[Stored items]:
◆ ◆ ◆ ◆ ◆

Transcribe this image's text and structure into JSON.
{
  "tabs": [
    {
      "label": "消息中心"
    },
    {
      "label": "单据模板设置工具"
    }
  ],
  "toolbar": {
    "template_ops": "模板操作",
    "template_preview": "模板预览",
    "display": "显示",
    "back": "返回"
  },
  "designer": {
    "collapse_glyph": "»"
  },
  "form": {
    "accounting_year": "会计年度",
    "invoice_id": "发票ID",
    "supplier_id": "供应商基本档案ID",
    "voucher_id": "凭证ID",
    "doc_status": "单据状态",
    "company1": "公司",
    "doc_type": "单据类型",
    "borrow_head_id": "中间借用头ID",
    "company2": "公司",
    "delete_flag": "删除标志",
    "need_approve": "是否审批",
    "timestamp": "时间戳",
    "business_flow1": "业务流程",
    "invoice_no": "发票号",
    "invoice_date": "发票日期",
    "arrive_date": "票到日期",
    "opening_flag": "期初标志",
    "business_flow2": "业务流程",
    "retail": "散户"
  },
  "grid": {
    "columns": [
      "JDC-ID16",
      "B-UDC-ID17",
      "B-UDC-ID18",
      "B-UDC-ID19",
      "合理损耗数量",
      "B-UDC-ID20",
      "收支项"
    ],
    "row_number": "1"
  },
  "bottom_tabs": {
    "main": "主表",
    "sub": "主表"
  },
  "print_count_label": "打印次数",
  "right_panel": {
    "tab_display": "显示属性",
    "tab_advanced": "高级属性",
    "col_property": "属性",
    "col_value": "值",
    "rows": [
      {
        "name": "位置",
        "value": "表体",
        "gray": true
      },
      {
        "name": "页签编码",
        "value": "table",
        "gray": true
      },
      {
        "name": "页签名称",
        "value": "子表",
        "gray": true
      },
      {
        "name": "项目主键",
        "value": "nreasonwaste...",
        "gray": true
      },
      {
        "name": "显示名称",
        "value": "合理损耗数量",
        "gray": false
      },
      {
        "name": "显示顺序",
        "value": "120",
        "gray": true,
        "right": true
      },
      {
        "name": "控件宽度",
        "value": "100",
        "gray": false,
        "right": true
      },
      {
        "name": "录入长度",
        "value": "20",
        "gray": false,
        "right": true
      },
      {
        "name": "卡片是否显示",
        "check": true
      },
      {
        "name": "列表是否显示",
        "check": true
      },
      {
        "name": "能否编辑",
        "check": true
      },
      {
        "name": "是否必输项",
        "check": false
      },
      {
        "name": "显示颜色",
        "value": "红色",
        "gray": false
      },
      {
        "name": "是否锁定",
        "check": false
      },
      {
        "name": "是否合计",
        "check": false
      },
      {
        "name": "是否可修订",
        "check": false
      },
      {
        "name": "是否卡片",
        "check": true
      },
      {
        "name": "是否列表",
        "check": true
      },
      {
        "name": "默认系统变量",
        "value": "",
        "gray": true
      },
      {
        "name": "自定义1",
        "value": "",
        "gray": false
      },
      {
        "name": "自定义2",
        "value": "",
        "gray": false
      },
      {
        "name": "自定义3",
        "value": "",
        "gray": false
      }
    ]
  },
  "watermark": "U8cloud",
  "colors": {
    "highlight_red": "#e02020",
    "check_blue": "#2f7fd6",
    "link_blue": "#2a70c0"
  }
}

◆ ◆ ◆ ◆ ◆

[Exercise prompt]: Using the listing above, please repeat every entry exactly.

[In response]:
Transcribe this image's text and structure into JSON.
{
  "tabs": [
    {
      "label": "消息中心"
    },
    {
      "label": "单据模板设置工具"
    }
  ],
  "toolbar": {
    "template_ops": "模板操作",
    "template_preview": "模板预览",
    "display": "显示",
    "back": "返回"
  },
  "designer": {
    "collapse_glyph": "»"
  },
  "form": {
    "accounting_year": "会计年度",
    "invoice_id": "发票ID",
    "supplier_id": "供应商基本档案ID",
    "voucher_id": "凭证ID",
    "doc_status": "单据状态",
    "company1": "公司",
    "doc_type": "单据类型",
    "borrow_head_id": "中间借用头ID",
    "company2": "公司",
    "delete_flag": "删除标志",
    "need_approve": "是否审批",
    "timestamp": "时间戳",
    "business_flow1": "业务流程",
    "invoice_no": "发票号",
    "invoice_date": "发票日期",
    "arrive_date": "票到日期",
    "opening_flag": "期初标志",
    "business_flow2": "业务流程",
    "retail": "散户"
  },
  "grid": {
    "columns": [
      "JDC-ID16",
      "B-UDC-ID17",
      "B-UDC-ID18",
      "B-UDC-ID19",
      "合理损耗数量",
      "B-UDC-ID20",
      "收支项"
    ],
    "row_number": "1"
  },
  "bottom_tabs": {
    "main": "主表",
    "sub": "主表"
  },
  "print_count_label": "打印次数",
  "right_panel": {
    "tab_display": "显示属性",
    "tab_advanced": "高级属性",
    "col_property": "属性",
    "col_value": "值",
    "rows": [
      {
        "name": "位置",
        "value": "表体",
        "gray": true
      },
      {
        "name": "页签编码",
        "value": "table",
        "gray": true
      },
      {
        "name": "页签名称",
        "value": "子表",
        "gray": true
      },
      {
        "name": "项目主键",
        "value": "nreasonwaste...",
        "gray": true
      },
      {
        "name": "显示名称",
        "value": "合理损耗数量",
        "gray": false
      },
      {
        "name": "显示顺序",
        "value": "120",
        "gray": true,
        "right": true
      },
      {
        "name": "控件宽度",
        "value": "100",
        "gray": false,
        "right": true
      },
      {
        "name": "录入长度",
        "value": "20",
        "gray": false,
        "right": true
      },
      {
        "name": "卡片是否显示",
        "check": true
      },
      {
        "name": "列表是否显示",
        "check": true
      },
      {
        "name": "能否编辑",
        "check": true
      },
      {
        "name": "是否必输项",
        "check": false
      },
      {
        "name": "显示颜色",
        "value": "红色",
        "gray": false
      },
      {
        "name": "是否锁定",
        "check": false
      },
      {
        "name": "是否合计",
        "check": false
      },
      {
        "name": "是否可修订",
        "check": false
      },
      {
        "name": "是否卡片",
        "check": true
      },
      {
        "name": "是否列表",
        "check": true
      },
      {
        "name": "默认系统变量",
        "value": "",
        "gray": true
      },
      {
        "name": "自定义1",
        "value": "",
        "gray": false
      },
      {
        "name": "自定义2",
        "value": "",
        "gray": false
      },
      {
        "name": "自定义3",
        "value": "",
        "gray": false
      }
    ]
  },
  "watermark": "U8cloud",
  "colors": {
    "highlight_red": "#e02020",
    "check_blue": "#2f7fd6",
    "link_blue": "#2a70c0"
  }
}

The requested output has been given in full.